- _Input rows_

○ ○ ○ ○ ○

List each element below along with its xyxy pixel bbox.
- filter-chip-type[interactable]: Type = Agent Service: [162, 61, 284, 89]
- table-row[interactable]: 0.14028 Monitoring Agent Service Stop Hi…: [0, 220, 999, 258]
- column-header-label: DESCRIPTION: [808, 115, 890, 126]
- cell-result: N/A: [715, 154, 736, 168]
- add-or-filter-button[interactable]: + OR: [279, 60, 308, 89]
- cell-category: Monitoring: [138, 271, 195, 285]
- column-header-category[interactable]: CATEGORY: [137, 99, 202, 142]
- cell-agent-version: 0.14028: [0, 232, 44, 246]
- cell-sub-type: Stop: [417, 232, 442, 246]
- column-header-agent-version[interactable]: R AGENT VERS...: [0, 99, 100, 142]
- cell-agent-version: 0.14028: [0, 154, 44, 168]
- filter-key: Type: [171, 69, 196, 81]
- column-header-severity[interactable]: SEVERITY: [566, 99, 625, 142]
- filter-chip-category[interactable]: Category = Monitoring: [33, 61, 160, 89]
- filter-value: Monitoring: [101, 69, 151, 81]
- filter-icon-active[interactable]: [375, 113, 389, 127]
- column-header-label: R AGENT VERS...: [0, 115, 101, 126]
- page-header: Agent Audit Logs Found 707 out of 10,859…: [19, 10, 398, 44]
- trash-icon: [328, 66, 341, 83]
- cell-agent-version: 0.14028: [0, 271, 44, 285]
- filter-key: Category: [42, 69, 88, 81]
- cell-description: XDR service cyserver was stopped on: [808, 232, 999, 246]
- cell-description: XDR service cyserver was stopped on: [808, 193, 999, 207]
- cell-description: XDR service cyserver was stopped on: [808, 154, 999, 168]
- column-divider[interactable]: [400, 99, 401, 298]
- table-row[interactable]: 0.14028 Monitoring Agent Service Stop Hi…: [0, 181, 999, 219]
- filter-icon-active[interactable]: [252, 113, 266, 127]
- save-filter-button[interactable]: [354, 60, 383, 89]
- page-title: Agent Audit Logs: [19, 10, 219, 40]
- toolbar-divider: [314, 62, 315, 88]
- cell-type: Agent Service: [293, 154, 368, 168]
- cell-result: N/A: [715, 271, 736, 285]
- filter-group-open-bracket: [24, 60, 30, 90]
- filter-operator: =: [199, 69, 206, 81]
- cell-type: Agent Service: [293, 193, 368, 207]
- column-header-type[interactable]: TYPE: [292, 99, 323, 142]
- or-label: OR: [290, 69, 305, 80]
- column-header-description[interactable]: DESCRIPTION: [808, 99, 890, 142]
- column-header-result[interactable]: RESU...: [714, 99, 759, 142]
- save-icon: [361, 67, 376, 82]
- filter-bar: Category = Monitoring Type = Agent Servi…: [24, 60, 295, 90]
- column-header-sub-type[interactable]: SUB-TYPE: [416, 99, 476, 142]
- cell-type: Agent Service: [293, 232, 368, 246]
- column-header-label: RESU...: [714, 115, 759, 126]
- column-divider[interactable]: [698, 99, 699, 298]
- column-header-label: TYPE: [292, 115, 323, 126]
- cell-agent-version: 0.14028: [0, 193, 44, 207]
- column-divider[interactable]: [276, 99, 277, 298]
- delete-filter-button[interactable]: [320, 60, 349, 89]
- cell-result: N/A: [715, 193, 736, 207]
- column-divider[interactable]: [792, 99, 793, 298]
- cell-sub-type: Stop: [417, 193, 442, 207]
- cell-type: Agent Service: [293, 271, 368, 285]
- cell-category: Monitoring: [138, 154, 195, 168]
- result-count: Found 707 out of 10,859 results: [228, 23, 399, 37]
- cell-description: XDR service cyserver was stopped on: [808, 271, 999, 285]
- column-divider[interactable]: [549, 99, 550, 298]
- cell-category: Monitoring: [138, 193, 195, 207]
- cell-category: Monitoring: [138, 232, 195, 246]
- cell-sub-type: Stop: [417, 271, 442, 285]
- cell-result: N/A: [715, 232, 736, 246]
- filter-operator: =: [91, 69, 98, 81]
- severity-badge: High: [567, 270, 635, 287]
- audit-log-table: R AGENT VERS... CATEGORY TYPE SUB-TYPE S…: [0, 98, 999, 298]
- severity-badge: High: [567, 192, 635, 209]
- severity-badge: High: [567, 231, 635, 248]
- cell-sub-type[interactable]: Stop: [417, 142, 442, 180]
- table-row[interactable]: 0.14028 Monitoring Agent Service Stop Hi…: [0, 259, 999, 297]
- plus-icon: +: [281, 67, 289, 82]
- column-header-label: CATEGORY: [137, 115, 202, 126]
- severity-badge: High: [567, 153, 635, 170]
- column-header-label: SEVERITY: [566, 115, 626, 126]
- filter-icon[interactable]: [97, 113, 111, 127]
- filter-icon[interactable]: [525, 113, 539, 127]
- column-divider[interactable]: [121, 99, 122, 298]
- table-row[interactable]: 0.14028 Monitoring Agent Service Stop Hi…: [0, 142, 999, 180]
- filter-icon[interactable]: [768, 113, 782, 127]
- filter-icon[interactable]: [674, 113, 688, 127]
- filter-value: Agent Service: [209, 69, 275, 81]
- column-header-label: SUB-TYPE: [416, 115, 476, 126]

○ ○ ○ ○ ○

- _Exercise prompt_
Please reproduce word for word the part of the items that opens with their first line and closes with the line containing "- cell-sub-type: Stop: [417, 232, 442, 246]", with both of those lines included.

- _Task output_
List each element below along with its xyxy pixel bbox.
- filter-chip-type[interactable]: Type = Agent Service: [162, 61, 284, 89]
- table-row[interactable]: 0.14028 Monitoring Agent Service Stop Hi…: [0, 220, 999, 258]
- column-header-label: DESCRIPTION: [808, 115, 890, 126]
- cell-result: N/A: [715, 154, 736, 168]
- add-or-filter-button[interactable]: + OR: [279, 60, 308, 89]
- cell-category: Monitoring: [138, 271, 195, 285]
- column-header-category[interactable]: CATEGORY: [137, 99, 202, 142]
- cell-agent-version: 0.14028: [0, 232, 44, 246]
- cell-sub-type: Stop: [417, 232, 442, 246]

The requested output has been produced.